Stored data
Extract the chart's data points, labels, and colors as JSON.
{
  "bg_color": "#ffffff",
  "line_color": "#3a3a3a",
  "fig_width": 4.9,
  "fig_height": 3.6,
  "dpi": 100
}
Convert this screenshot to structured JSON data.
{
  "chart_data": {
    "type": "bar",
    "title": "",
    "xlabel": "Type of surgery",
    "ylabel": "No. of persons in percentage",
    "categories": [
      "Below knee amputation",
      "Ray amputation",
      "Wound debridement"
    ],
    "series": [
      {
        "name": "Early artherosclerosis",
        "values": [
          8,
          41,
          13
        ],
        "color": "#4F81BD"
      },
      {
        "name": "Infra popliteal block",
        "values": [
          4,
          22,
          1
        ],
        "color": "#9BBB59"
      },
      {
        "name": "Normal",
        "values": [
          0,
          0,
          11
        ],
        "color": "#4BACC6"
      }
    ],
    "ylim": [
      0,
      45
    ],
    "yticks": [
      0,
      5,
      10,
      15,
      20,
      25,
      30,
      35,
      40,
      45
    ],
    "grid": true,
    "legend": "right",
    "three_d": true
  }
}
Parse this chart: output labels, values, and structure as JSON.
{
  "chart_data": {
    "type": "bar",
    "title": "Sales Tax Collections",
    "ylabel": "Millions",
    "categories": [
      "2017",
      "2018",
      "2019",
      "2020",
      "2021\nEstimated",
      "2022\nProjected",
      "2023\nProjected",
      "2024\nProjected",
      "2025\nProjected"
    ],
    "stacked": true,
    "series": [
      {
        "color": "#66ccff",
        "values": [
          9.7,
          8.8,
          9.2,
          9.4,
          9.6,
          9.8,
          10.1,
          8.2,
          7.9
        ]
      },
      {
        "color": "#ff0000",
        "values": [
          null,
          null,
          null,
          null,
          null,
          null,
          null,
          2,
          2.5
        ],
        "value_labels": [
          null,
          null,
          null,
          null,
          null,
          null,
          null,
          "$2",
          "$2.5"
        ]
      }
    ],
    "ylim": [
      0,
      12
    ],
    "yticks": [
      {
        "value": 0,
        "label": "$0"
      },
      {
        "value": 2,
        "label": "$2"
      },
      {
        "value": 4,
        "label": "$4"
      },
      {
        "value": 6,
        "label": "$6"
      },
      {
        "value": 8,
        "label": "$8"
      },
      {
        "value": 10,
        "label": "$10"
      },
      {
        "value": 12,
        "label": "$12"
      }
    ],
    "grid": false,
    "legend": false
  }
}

EXERCISE: Give the listing again, word for word.

REPLY TO THE EXERCISE:
Extract the chart's data points, labels, and colors as JSON.
{
  "bg_color": "#ffffff",
  "line_color": "#3a3a3a",
  "fig_width": 4.9,
  "fig_height": 3.6,
  "dpi": 100
}
Convert this screenshot to structured JSON data.
{
  "chart_data": {
    "type": "bar",
    "title": "",
    "xlabel": "Type of surgery",
    "ylabel": "No. of persons in percentage",
    "categories": [
      "Below knee amputation",
      "Ray amputation",
      "Wound debridement"
    ],
    "series": [
      {
        "name": "Early artherosclerosis",
        "values": [
          8,
          41,
          13
        ],
        "color": "#4F81BD"
      },
      {
        "name": "Infra popliteal block",
        "values": [
          4,
          22,
          1
        ],
        "color": "#9BBB59"
      },
      {
        "name": "Normal",
        "values": [
          0,
          0,
          11
        ],
        "color": "#4BACC6"
      }
    ],
    "ylim": [
      0,
      45
    ],
    "yticks": [
      0,
      5,
      10,
      15,
      20,
      25,
      30,
      35,
      40,
      45
    ],
    "grid": true,
    "legend": "right",
    "three_d": true
  }
}
Parse this chart: output labels, values, and structure as JSON.
{
  "chart_data": {
    "type": "bar",
    "title": "Sales Tax Collections",
    "ylabel": "Millions",
    "categories": [
      "2017",
      "2018",
      "2019",
      "2020",
      "2021\nEstimated",
      "2022\nProjected",
      "2023\nProjected",
      "2024\nProjected",
      "2025\nProjected"
    ],
    "stacked": true,
    "series": [
      {
        "color": "#66ccff",
        "values": [
          9.7,
          8.8,
          9.2,
          9.4,
          9.6,
          9.8,
          10.1,
          8.2,
          7.9
        ]
      },
      {
        "color": "#ff0000",
        "values": [
          null,
          null,
          null,
          null,
          null,
          null,
          null,
          2,
          2.5
        ],
        "value_labels": [
          null,
          null,
          null,
          null,
          null,
          null,
          null,
          "$2",
          "$2.5"
        ]
      }
    ],
    "ylim": [
      0,
      12
    ],
    "yticks": [
      {
        "value": 0,
        "label": "$0"
      },
      {
        "value": 2,
        "label": "$2"
      },
      {
        "value": 4,
        "label": "$4"
      },
      {
        "value": 6,
        "label": "$6"
      },
      {
        "value": 8,
        "label": "$8"
      },
      {
        "value": 10,
        "label": "$10"
      },
      {
        "value": 12,
        "label": "$12"
      }
    ],
    "grid": false,
    "legend": false
  }
}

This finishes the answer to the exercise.